* GIVEN EXERCISE: Render the following material again verbatim, leaving nothing out.
## start INFORMATION SHOWN
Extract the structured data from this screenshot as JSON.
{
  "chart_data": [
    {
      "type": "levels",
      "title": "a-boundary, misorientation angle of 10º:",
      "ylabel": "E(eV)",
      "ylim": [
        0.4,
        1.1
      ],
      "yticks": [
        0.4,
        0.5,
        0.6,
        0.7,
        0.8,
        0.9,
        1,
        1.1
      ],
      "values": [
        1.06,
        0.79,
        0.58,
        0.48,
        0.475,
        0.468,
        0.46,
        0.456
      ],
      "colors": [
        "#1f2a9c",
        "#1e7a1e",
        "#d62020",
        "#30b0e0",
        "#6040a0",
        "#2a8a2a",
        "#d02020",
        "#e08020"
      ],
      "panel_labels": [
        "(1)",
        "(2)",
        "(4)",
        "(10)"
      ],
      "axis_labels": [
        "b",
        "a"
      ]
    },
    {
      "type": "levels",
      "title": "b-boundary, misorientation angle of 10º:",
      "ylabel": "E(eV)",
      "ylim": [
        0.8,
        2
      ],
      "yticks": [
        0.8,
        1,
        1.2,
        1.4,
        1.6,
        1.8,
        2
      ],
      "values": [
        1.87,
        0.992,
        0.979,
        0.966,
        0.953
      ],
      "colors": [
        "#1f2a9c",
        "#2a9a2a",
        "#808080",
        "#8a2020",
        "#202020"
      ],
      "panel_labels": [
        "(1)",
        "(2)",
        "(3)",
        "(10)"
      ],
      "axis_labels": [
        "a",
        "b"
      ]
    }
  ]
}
## end INFORMATION SHOWN
* THE RESPONSE:
Extract the structured data from this screenshot as JSON.
{
  "chart_data": [
    {
      "type": "levels",
      "title": "a-boundary, misorientation angle of 10º:",
      "ylabel": "E(eV)",
      "ylim": [
        0.4,
        1.1
      ],
      "yticks": [
        0.4,
        0.5,
        0.6,
        0.7,
        0.8,
        0.9,
        1,
        1.1
      ],
      "values": [
        1.06,
        0.79,
        0.58,
        0.48,
        0.475,
        0.468,
        0.46,
        0.456
      ],
      "colors": [
        "#1f2a9c",
        "#1e7a1e",
        "#d62020",
        "#30b0e0",
        "#6040a0",
        "#2a8a2a",
        "#d02020",
        "#e08020"
      ],
      "panel_labels": [
        "(1)",
        "(2)",
        "(4)",
        "(10)"
      ],
      "axis_labels": [
        "b",
        "a"
      ]
    },
    {
      "type": "levels",
      "title": "b-boundary, misorientation angle of 10º:",
      "ylabel": "E(eV)",
      "ylim": [
        0.8,
        2
      ],
      "yticks": [
        0.8,
        1,
        1.2,
        1.4,
        1.6,
        1.8,
        2
      ],
      "values": [
        1.87,
        0.992,
        0.979,
        0.966,
        0.953
      ],
      "colors": [
        "#1f2a9c",
        "#2a9a2a",
        "#808080",
        "#8a2020",
        "#202020"
      ],
      "panel_labels": [
        "(1)",
        "(2)",
        "(3)",
        "(10)"
      ],
      "axis_labels": [
        "a",
        "b"
      ]
    }
  ]
}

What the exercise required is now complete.